### What you should do
From the listing below, pull each line that includes "JSON".

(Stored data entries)
....

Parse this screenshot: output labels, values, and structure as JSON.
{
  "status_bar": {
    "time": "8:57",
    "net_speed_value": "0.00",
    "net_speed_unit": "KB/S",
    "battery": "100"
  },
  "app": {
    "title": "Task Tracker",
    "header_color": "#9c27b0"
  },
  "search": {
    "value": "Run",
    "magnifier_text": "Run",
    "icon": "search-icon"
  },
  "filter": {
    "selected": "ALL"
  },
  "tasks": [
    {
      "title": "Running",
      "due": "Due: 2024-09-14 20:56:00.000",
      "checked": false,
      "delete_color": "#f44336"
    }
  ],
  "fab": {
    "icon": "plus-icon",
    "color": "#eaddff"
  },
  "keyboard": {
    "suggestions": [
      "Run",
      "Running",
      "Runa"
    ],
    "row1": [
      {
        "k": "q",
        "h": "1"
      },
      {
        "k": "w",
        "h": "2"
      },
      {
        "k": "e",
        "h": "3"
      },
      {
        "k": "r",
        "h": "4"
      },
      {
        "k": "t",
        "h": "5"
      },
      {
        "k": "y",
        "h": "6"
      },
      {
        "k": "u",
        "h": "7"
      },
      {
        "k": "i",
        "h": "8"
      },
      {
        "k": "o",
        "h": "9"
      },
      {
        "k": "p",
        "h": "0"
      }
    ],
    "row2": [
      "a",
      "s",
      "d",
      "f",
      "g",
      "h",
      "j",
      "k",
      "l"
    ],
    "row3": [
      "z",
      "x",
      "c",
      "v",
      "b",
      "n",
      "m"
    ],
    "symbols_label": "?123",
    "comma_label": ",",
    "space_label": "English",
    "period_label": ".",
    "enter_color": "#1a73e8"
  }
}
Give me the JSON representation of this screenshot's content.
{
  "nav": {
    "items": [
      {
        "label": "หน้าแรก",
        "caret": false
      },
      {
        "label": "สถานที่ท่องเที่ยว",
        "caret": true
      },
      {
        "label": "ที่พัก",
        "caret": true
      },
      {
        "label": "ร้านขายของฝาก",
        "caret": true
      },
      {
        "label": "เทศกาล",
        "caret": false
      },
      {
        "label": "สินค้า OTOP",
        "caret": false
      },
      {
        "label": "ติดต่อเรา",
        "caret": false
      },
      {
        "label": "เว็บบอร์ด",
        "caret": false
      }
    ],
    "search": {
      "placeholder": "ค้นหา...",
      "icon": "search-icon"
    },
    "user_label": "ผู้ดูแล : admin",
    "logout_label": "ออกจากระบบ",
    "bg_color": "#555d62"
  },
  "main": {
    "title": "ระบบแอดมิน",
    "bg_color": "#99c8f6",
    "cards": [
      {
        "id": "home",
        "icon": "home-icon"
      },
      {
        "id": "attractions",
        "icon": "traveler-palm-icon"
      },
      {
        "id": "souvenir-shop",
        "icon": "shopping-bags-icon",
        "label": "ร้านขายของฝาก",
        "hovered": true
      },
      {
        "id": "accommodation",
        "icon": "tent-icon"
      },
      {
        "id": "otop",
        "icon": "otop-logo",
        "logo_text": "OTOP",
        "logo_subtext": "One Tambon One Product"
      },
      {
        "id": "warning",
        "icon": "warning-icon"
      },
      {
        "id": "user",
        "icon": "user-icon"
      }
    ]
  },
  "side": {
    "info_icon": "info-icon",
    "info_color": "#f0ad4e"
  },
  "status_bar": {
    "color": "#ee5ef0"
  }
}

....

### Expected answer
Parse this screenshot: output labels, values, and structure as JSON.
Give me the JSON representation of this screenshot's content.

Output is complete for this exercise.